## [Required work]
How many lines in the data below contain the string "shadows"? Reply with the number alone.

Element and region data
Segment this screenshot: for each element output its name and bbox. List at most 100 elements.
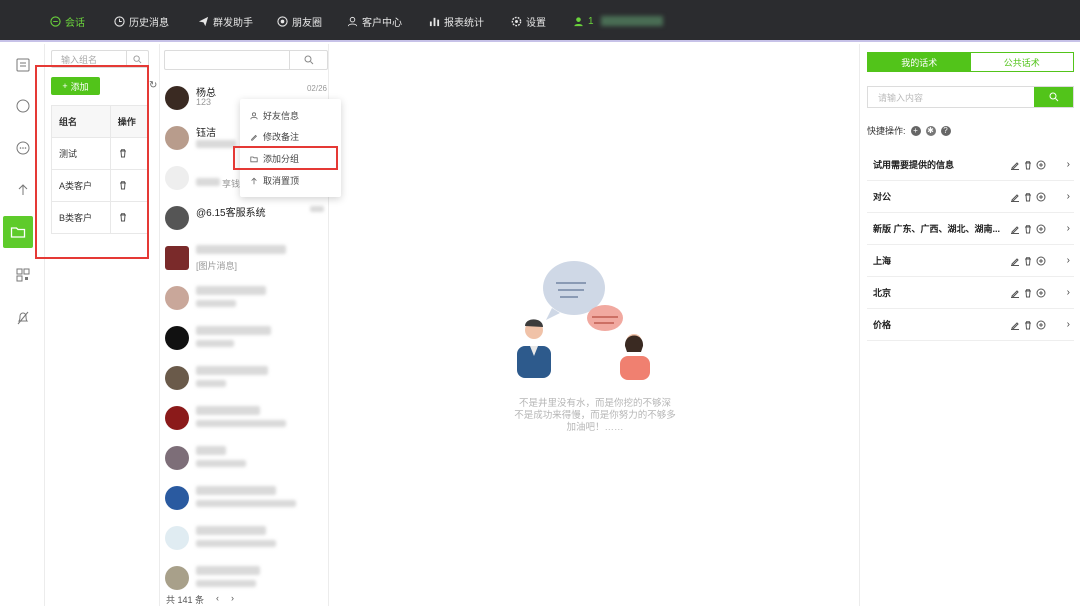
redacted-text [196,380,226,387]
pencil-icon[interactable] [1010,160,1020,170]
chat-search-input[interactable] [165,51,289,69]
add-circle-icon[interactable] [1036,320,1046,330]
menu-item-friend-info[interactable]: 好友信息 [250,109,299,122]
prev-page-button[interactable]: ‹ [216,593,219,606]
user-name: 1 [588,15,594,27]
pagination: 共 141 条 ‹ › [166,593,234,606]
tab-my-scripts[interactable]: 我的话术 [868,53,971,71]
pencil-icon[interactable] [1010,288,1020,298]
script-category-label: 新版 广东、广西、湖北、湖南... [873,224,1001,234]
script-category-item[interactable]: 试用需要提供的信息 › [867,149,1074,181]
trash-icon[interactable] [1023,256,1033,266]
person-icon [250,111,258,119]
script-category-item[interactable]: 对公 › [867,181,1074,213]
nav-label: 群发助手 [213,17,253,29]
user-icon [574,16,583,26]
send-icon [198,16,209,26]
nav-item-chat[interactable]: 会话 [50,0,85,42]
tab-public-scripts[interactable]: 公共话术 [970,53,1073,71]
chevron-right-icon[interactable]: › [1067,255,1070,266]
rail-folder[interactable] [3,216,33,248]
help-icon[interactable]: ? [940,125,951,136]
trash-icon[interactable] [1023,224,1033,234]
avatar [165,86,189,110]
chat-list-item[interactable] [160,322,329,362]
chevron-right-icon[interactable]: › [1067,191,1070,202]
user-profile[interactable]: 1 [573,0,663,42]
nav-label: 会话 [65,17,85,29]
avatar [165,246,189,270]
add-circle-icon[interactable] [1036,224,1046,234]
chat-search-button[interactable] [289,51,327,69]
script-category-item[interactable]: 新版 广东、广西、湖北、湖南... › [867,213,1074,245]
chevron-right-icon[interactable]: › [1067,287,1070,298]
script-category-item[interactable]: 价格 › [867,309,1074,341]
add-circle-icon[interactable] [1036,288,1046,298]
pencil-icon[interactable] [1010,192,1020,202]
quick-actions: 快捷操作: + ✱ ? [867,124,951,137]
nav-item-customer-center[interactable]: 客户中心 [347,0,402,42]
pencil-icon[interactable] [1010,256,1020,266]
menu-item-edit-remark[interactable]: 修改备注 [250,130,299,143]
group-search-input[interactable]: 输入组名 [52,53,126,66]
avatar [165,326,189,350]
chat-list-item[interactable] [160,482,329,522]
search-icon [304,55,313,65]
redacted-text [196,566,260,575]
pencil-icon[interactable] [1010,224,1020,234]
nav-item-history[interactable]: 历史消息 [114,0,169,42]
chat-list-item[interactable] [160,282,329,322]
chat-list-item[interactable] [160,402,329,442]
avatar [165,126,189,150]
chevron-right-icon[interactable]: › [1067,319,1070,330]
bar-chart-icon [429,17,440,26]
chevron-right-icon[interactable]: › [1067,223,1070,234]
nav-item-reports[interactable]: 报表统计 [429,0,484,42]
highlight-box-add-group [233,146,338,170]
trash-icon[interactable] [1023,288,1033,298]
avatar [165,446,189,470]
chat-list-item[interactable] [160,522,329,562]
chat-list-item[interactable]: [图片消息] [160,242,329,282]
add-circle-icon[interactable]: + [910,125,921,136]
nav-item-moments[interactable]: 朋友圈 [277,0,322,42]
gear-icon[interactable]: ✱ [925,125,936,136]
chat-search-box[interactable] [164,50,328,70]
chat-list-item[interactable] [160,362,329,402]
scripts-search-button[interactable] [1034,87,1073,107]
chat-list-item[interactable]: @6.15客服系统 [160,202,329,242]
trash-icon[interactable] [1023,320,1033,330]
script-category-item[interactable]: 上海 › [867,245,1074,277]
rail-mute[interactable] [0,300,45,336]
script-category-item[interactable]: 北京 › [867,277,1074,309]
gear-icon [511,16,522,26]
pencil-icon[interactable] [1010,320,1020,330]
scripts-search-box[interactable]: 请输入内容 [867,86,1074,108]
add-circle-icon[interactable] [1036,256,1046,266]
refresh-icon[interactable]: ↻ [149,80,157,91]
chat-dots-icon [16,141,29,155]
chevron-right-icon[interactable]: › [1067,159,1070,170]
avatar [165,486,189,510]
nav-label: 朋友圈 [292,17,322,29]
avatar [165,166,189,190]
redacted-text [196,140,236,148]
user-name-redacted [600,16,663,26]
arrow-up-icon [18,184,27,195]
pencil-icon [251,134,257,141]
trash-icon[interactable] [1023,192,1033,202]
add-circle-icon[interactable] [1036,160,1046,170]
chat-list-item[interactable] [160,442,329,482]
rail-qrcode[interactable] [0,257,45,293]
add-circle-icon[interactable] [1036,192,1046,202]
nav-item-broadcast[interactable]: 群发助手 [198,0,253,42]
conversation-empty-area: 不是井里没有水，而是你挖的不够深 不是成功来得慢，而是你努力的不够多 加油吧！…… [330,44,859,606]
nav-item-settings[interactable]: 设置 [511,0,546,42]
redacted-text [310,206,324,212]
menu-item-unpin[interactable]: 取消置顶 [250,174,299,187]
scripts-search-input[interactable]: 请输入内容 [868,87,1034,107]
redacted-text [196,300,236,307]
next-page-button[interactable]: › [231,593,234,606]
menu-item-label: 修改备注 [263,132,300,142]
trash-icon[interactable] [1023,160,1033,170]
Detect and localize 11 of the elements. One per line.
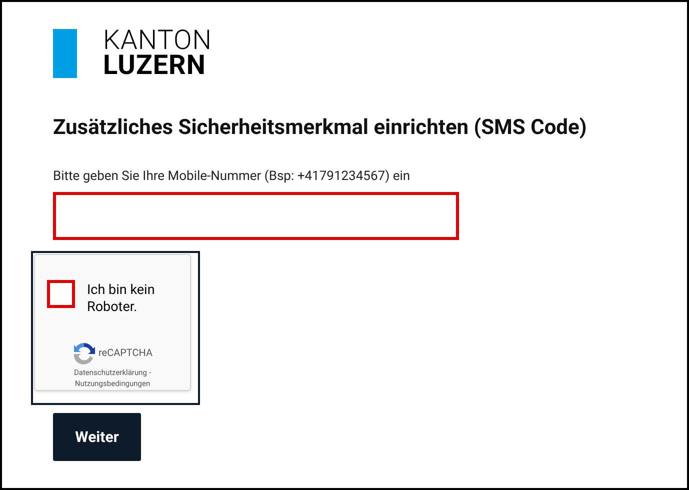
recaptcha-logo-icon — [72, 341, 96, 365]
logo-bar-icon — [53, 28, 77, 78]
field-label: Bitte geben Sie Ihre Mobile-Nummer (Bsp: +41791234567) ein — [53, 168, 412, 186]
page-heading: Zusätzliches Sicherheitsmerkmal einrichten (SMS Code) — [53, 115, 588, 142]
logo-text: LUZERN — [103, 53, 206, 78]
captcha-brand: reCAPTCHA — [98, 346, 153, 360]
phone-input-field[interactable] — [53, 192, 459, 240]
continue-button[interactable]: Weiter — [53, 413, 141, 461]
captcha-label: Ich bin kein Roboter. — [87, 282, 156, 316]
logo-text: KANTON — [103, 28, 212, 53]
captcha-checkbox[interactable] — [47, 280, 75, 308]
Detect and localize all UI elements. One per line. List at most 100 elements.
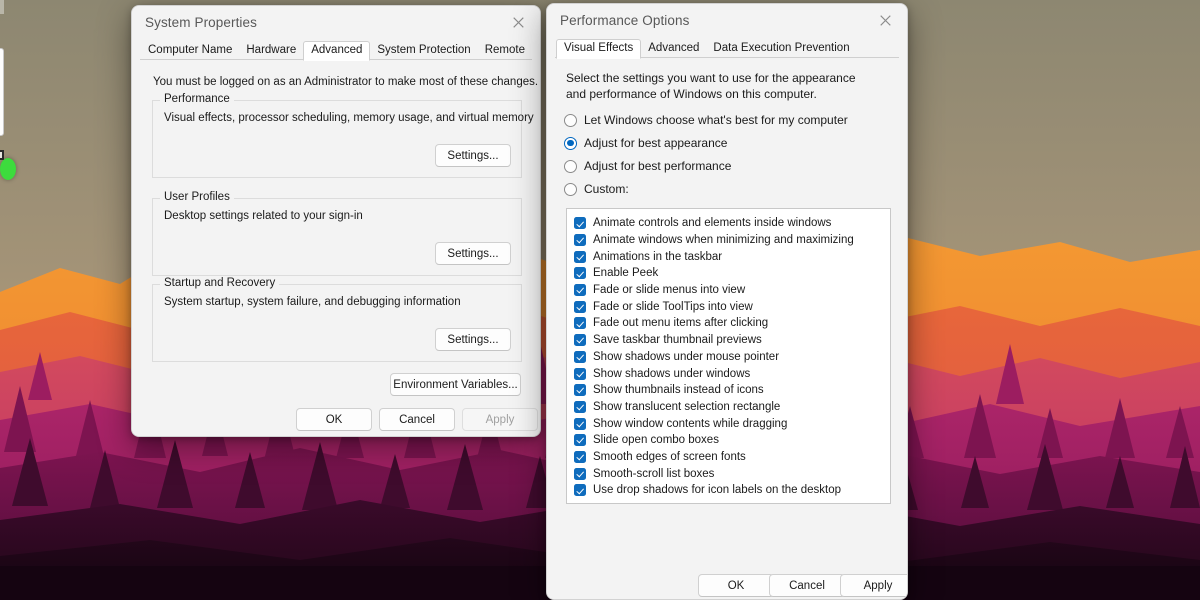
performance-options-body: Select the settings you want to use for … bbox=[547, 58, 907, 600]
performance-groupbox: Performance Visual effects, processor sc… bbox=[152, 100, 522, 178]
partial-window-edge[interactable] bbox=[0, 48, 4, 136]
list-item-label: Animate controls and elements inside win… bbox=[593, 217, 831, 229]
radio-label: Adjust for best appearance bbox=[584, 136, 727, 150]
user-profiles-groupbox: User Profiles Desktop settings related t… bbox=[152, 198, 522, 276]
performance-options-apply-button[interactable]: Apply bbox=[840, 574, 908, 597]
tab-remote[interactable]: Remote bbox=[478, 42, 532, 60]
list-item-label: Show shadows under mouse pointer bbox=[593, 351, 779, 363]
tab-visual-effects[interactable]: Visual Effects bbox=[556, 39, 641, 59]
close-icon[interactable] bbox=[863, 4, 907, 36]
checkbox-checked-icon[interactable] bbox=[574, 334, 586, 346]
list-item-label: Show translucent selection rectangle bbox=[593, 401, 780, 413]
list-item-label: Show shadows under windows bbox=[593, 368, 750, 380]
green-status-dot-icon[interactable] bbox=[0, 158, 16, 180]
tab-advanced[interactable]: Advanced bbox=[303, 41, 370, 61]
startup-recovery-settings-button[interactable]: Settings... bbox=[435, 328, 511, 351]
tab-computer-name[interactable]: Computer Name bbox=[141, 42, 239, 60]
user-profiles-settings-button[interactable]: Settings... bbox=[435, 242, 511, 265]
system-properties-dialog: System Properties Computer Name Hardware… bbox=[131, 5, 541, 437]
performance-options-ok-button[interactable]: OK bbox=[698, 574, 774, 597]
radio-custom[interactable]: Custom: bbox=[564, 182, 629, 196]
performance-options-tabstrip: Visual Effects Advanced Data Execution P… bbox=[547, 36, 907, 58]
list-item[interactable]: Show window contents while dragging bbox=[574, 415, 890, 432]
checkbox-checked-icon[interactable] bbox=[574, 301, 586, 313]
list-item-label: Smooth edges of screen fonts bbox=[593, 451, 746, 463]
environment-variables-button[interactable]: Environment Variables... bbox=[390, 373, 521, 396]
list-item[interactable]: Fade or slide menus into view bbox=[574, 282, 890, 299]
list-item-label: Fade out menu items after clicking bbox=[593, 317, 768, 329]
tab-data-execution-prevention[interactable]: Data Execution Prevention bbox=[706, 40, 856, 58]
list-item[interactable]: Enable Peek bbox=[574, 265, 890, 282]
list-item-label: Animate windows when minimizing and maxi… bbox=[593, 234, 854, 246]
tab-advanced[interactable]: Advanced bbox=[641, 40, 706, 58]
list-item-label: Fade or slide ToolTips into view bbox=[593, 301, 753, 313]
performance-options-cancel-button[interactable]: Cancel bbox=[769, 574, 845, 597]
checkbox-checked-icon[interactable] bbox=[574, 401, 586, 413]
list-item[interactable]: Smooth edges of screen fonts bbox=[574, 449, 890, 466]
list-item[interactable]: Show shadows under mouse pointer bbox=[574, 349, 890, 366]
performance-options-title: Performance Options bbox=[560, 13, 689, 28]
list-item[interactable]: Animations in the taskbar bbox=[574, 248, 890, 265]
list-item-label: Enable Peek bbox=[593, 267, 658, 279]
list-item-label: Fade or slide menus into view bbox=[593, 284, 745, 296]
list-item-label: Show thumbnails instead of icons bbox=[593, 384, 764, 396]
radio-indicator bbox=[564, 183, 577, 196]
checkbox-checked-icon[interactable] bbox=[574, 267, 586, 279]
checkbox-checked-icon[interactable] bbox=[574, 217, 586, 229]
checkbox-checked-icon[interactable] bbox=[574, 384, 586, 396]
system-properties-cancel-button[interactable]: Cancel bbox=[379, 408, 455, 431]
radio-best-performance[interactable]: Adjust for best performance bbox=[564, 159, 731, 173]
checkbox-checked-icon[interactable] bbox=[574, 351, 586, 363]
list-item-label: Save taskbar thumbnail previews bbox=[593, 334, 762, 346]
list-item[interactable]: Show thumbnails instead of icons bbox=[574, 382, 890, 399]
system-properties-titlebar[interactable]: System Properties bbox=[132, 6, 540, 38]
list-item[interactable]: Fade or slide ToolTips into view bbox=[574, 298, 890, 315]
visual-effects-listbox[interactable]: Animate controls and elements inside win… bbox=[566, 208, 891, 504]
checkbox-checked-icon[interactable] bbox=[574, 251, 586, 263]
system-properties-title: System Properties bbox=[145, 15, 257, 30]
list-item[interactable]: Animate windows when minimizing and maxi… bbox=[574, 232, 890, 249]
tab-system-protection[interactable]: System Protection bbox=[370, 42, 477, 60]
list-item[interactable]: Save taskbar thumbnail previews bbox=[574, 332, 890, 349]
performance-group-legend: Performance bbox=[160, 93, 234, 105]
admin-notice: You must be logged on as an Administrato… bbox=[153, 76, 538, 88]
performance-options-dialog: Performance Options Visual Effects Advan… bbox=[546, 3, 908, 600]
list-item[interactable]: Show shadows under windows bbox=[574, 365, 890, 382]
startup-recovery-group-description: System startup, system failure, and debu… bbox=[164, 296, 461, 308]
startup-recovery-group-legend: Startup and Recovery bbox=[160, 277, 279, 289]
checkbox-checked-icon[interactable] bbox=[574, 434, 586, 446]
checkbox-checked-icon[interactable] bbox=[574, 468, 586, 480]
tab-hardware[interactable]: Hardware bbox=[239, 42, 303, 60]
checkbox-checked-icon[interactable] bbox=[574, 234, 586, 246]
checkbox-checked-icon[interactable] bbox=[574, 484, 586, 496]
performance-options-titlebar[interactable]: Performance Options bbox=[547, 4, 907, 36]
system-properties-ok-button[interactable]: OK bbox=[296, 408, 372, 431]
checkbox-checked-icon[interactable] bbox=[574, 418, 586, 430]
close-icon[interactable] bbox=[496, 6, 540, 38]
list-item-label: Animations in the taskbar bbox=[593, 251, 722, 263]
performance-settings-button[interactable]: Settings... bbox=[435, 144, 511, 167]
system-properties-tabstrip: Computer Name Hardware Advanced System P… bbox=[132, 38, 540, 60]
edge-icon-b[interactable] bbox=[0, 0, 4, 14]
system-properties-body: You must be logged on as an Administrato… bbox=[132, 60, 540, 437]
list-item-label: Slide open combo boxes bbox=[593, 434, 719, 446]
list-item-label: Smooth-scroll list boxes bbox=[593, 468, 714, 480]
radio-let-windows-choose[interactable]: Let Windows choose what's best for my co… bbox=[564, 113, 848, 127]
checkbox-checked-icon[interactable] bbox=[574, 451, 586, 463]
radio-best-appearance[interactable]: Adjust for best appearance bbox=[564, 136, 727, 150]
startup-recovery-groupbox: Startup and Recovery System startup, sys… bbox=[152, 284, 522, 362]
list-item[interactable]: Fade out menu items after clicking bbox=[574, 315, 890, 332]
list-item[interactable]: Slide open combo boxes bbox=[574, 432, 890, 449]
checkbox-checked-icon[interactable] bbox=[574, 284, 586, 296]
list-item[interactable]: Smooth-scroll list boxes bbox=[574, 465, 890, 482]
radio-indicator bbox=[564, 114, 577, 127]
checkbox-checked-icon[interactable] bbox=[574, 317, 586, 329]
performance-options-intro: Select the settings you want to use for … bbox=[566, 70, 876, 102]
checkbox-checked-icon[interactable] bbox=[574, 368, 586, 380]
radio-indicator bbox=[564, 160, 577, 173]
list-item[interactable]: Use drop shadows for icon labels on the … bbox=[574, 482, 890, 499]
radio-indicator bbox=[564, 137, 577, 150]
list-item[interactable]: Animate controls and elements inside win… bbox=[574, 215, 890, 232]
list-item[interactable]: Show translucent selection rectangle bbox=[574, 399, 890, 416]
list-item-label: Use drop shadows for icon labels on the … bbox=[593, 484, 841, 496]
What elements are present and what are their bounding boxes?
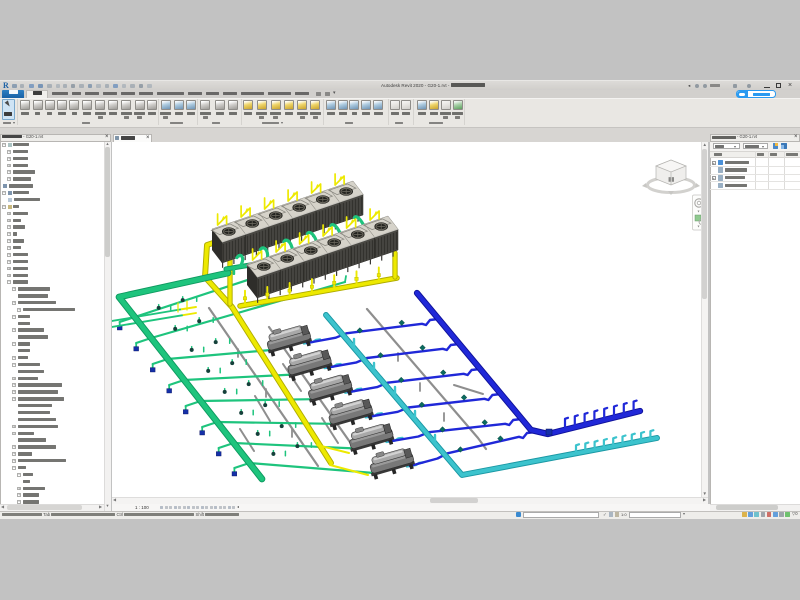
svg-text:▾: ▾ — [697, 208, 699, 213]
svg-text:▮▮: ▮▮ — [668, 177, 675, 183]
svg-text:▾: ▾ — [697, 223, 699, 228]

## [Complete response]
6